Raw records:
____

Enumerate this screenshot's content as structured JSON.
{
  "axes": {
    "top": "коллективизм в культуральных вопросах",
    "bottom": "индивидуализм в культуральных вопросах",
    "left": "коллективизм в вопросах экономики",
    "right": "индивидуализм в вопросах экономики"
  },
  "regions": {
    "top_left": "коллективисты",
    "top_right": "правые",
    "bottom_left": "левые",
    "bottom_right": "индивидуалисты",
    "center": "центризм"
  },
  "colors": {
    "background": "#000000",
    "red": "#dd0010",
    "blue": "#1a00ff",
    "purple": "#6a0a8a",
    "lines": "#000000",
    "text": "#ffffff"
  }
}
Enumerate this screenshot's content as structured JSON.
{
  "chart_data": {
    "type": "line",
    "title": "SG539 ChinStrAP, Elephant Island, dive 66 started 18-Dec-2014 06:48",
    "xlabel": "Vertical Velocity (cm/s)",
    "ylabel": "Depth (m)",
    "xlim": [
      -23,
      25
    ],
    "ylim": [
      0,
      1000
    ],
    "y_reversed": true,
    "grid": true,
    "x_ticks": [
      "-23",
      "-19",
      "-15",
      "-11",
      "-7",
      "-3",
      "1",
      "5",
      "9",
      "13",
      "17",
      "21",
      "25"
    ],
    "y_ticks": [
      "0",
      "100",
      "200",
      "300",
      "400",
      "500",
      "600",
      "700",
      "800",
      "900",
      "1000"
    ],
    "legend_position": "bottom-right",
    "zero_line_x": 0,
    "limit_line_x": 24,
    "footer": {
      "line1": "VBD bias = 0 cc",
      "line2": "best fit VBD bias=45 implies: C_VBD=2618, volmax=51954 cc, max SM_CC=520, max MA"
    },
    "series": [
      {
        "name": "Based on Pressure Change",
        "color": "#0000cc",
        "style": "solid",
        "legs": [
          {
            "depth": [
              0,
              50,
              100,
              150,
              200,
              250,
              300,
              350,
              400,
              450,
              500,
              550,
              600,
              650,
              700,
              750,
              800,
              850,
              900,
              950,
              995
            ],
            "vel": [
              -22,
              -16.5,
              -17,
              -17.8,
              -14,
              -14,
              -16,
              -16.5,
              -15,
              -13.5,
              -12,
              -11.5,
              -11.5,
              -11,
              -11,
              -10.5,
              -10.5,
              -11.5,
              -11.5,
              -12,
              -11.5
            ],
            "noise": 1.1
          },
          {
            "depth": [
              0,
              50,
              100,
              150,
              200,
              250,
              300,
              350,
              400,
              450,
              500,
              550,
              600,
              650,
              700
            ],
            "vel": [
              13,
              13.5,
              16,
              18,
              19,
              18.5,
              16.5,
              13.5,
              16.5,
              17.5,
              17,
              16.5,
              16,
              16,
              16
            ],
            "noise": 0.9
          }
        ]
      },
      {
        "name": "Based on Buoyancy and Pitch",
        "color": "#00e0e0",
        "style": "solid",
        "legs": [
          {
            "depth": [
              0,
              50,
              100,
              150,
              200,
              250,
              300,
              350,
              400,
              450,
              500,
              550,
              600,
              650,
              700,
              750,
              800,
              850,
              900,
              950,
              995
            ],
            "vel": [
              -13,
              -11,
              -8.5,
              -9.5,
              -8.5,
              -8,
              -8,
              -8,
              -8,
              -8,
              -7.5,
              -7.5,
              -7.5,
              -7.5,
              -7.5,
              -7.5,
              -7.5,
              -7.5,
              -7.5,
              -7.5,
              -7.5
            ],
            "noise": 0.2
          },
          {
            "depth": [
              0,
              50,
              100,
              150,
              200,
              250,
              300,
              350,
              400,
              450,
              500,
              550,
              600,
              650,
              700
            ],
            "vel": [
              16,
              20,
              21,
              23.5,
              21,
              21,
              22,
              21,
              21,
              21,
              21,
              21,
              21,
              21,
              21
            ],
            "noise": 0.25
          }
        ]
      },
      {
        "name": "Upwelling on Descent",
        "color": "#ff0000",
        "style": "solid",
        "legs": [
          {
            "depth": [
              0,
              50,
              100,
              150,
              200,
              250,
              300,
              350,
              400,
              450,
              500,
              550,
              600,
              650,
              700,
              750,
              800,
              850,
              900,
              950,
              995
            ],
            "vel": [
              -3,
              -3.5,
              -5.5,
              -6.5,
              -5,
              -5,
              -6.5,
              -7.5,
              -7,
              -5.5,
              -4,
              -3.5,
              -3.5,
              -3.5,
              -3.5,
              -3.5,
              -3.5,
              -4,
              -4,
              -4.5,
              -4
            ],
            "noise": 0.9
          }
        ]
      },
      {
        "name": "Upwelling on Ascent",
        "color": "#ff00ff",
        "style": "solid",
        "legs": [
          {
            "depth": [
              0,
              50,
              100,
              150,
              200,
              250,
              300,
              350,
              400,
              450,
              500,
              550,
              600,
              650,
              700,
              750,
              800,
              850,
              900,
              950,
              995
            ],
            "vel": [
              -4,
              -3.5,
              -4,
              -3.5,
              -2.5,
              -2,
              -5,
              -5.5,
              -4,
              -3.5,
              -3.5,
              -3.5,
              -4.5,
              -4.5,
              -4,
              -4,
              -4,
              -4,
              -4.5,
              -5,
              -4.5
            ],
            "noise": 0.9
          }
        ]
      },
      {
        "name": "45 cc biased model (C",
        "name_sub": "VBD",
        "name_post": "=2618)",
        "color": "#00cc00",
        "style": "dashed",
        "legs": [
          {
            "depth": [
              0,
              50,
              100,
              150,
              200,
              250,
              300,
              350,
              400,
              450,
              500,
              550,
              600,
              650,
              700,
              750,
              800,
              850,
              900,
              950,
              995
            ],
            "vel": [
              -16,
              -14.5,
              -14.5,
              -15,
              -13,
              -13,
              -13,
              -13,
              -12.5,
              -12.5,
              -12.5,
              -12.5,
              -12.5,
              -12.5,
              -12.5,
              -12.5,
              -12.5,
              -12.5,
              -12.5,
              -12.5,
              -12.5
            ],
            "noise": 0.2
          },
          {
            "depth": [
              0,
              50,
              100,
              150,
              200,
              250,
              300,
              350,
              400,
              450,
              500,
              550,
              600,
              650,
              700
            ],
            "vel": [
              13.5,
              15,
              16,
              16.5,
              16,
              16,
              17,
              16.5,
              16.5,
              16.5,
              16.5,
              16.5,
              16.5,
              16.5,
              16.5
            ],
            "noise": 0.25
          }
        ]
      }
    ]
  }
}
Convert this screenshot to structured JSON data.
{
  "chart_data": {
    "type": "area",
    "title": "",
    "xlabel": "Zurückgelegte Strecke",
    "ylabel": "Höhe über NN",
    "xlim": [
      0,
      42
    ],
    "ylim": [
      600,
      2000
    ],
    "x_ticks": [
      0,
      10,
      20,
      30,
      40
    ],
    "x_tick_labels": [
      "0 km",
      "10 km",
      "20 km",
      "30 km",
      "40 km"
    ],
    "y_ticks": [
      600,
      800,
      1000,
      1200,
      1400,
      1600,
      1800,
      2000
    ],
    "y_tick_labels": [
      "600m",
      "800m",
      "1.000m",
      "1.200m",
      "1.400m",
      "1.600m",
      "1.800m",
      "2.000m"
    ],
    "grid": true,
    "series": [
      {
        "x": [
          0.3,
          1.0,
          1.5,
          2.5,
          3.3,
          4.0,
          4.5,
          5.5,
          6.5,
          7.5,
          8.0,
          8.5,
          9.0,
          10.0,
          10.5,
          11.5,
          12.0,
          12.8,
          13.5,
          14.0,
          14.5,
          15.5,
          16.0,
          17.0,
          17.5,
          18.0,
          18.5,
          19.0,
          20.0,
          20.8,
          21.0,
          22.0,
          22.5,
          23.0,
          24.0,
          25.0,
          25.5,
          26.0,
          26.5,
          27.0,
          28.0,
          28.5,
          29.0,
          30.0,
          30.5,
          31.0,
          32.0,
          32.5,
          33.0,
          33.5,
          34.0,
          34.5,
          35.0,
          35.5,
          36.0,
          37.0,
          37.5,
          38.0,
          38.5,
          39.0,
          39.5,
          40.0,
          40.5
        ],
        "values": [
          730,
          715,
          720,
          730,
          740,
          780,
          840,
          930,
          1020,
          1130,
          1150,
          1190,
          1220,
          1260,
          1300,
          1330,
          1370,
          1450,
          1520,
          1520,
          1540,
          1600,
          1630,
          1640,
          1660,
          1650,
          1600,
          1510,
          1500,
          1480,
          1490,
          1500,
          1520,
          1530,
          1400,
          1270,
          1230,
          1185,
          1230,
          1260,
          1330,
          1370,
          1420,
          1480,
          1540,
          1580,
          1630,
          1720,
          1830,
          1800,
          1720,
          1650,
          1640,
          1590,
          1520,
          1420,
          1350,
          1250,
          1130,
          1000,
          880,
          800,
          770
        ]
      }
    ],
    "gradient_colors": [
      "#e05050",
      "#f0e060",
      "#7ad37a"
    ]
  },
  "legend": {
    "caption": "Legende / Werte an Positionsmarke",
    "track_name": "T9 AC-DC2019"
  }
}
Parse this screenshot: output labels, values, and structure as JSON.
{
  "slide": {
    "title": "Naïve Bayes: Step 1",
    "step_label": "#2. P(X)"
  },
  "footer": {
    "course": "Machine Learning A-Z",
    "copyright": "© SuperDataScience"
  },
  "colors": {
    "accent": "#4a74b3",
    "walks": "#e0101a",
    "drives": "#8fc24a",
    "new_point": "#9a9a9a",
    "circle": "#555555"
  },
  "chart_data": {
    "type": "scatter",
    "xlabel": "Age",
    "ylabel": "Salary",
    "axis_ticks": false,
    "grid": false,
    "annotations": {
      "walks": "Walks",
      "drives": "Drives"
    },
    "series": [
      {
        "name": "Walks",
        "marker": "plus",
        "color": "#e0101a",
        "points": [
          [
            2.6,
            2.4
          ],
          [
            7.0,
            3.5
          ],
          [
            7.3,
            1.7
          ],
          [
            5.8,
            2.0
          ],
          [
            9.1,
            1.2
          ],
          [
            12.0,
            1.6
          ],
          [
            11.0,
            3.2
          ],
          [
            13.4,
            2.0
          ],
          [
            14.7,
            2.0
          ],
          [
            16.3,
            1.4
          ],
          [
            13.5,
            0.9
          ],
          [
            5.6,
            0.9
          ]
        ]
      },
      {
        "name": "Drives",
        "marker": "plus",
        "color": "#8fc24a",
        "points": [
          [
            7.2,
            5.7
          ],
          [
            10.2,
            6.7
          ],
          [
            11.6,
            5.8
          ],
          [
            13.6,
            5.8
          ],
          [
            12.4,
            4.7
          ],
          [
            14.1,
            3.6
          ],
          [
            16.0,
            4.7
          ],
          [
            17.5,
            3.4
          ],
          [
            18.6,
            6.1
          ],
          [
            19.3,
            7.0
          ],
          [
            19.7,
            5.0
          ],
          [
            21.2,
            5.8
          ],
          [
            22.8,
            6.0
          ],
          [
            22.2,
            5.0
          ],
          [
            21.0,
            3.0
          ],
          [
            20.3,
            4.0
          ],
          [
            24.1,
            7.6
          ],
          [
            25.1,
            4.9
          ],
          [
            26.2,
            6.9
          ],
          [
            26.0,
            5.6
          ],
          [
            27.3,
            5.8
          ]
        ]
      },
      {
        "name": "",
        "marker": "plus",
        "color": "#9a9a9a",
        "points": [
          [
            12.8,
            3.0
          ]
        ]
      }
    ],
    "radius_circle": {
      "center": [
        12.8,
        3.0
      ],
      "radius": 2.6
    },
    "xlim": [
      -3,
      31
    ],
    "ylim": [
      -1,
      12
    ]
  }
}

____

Requirements:
Pick out all the lines with the word "xlabel" in them and copy them.

Task result:
    "xlabel": "Vertical Velocity (cm/s)",
    "xlabel": "Zurückgelegte Strecke",
    "xlabel": "Age",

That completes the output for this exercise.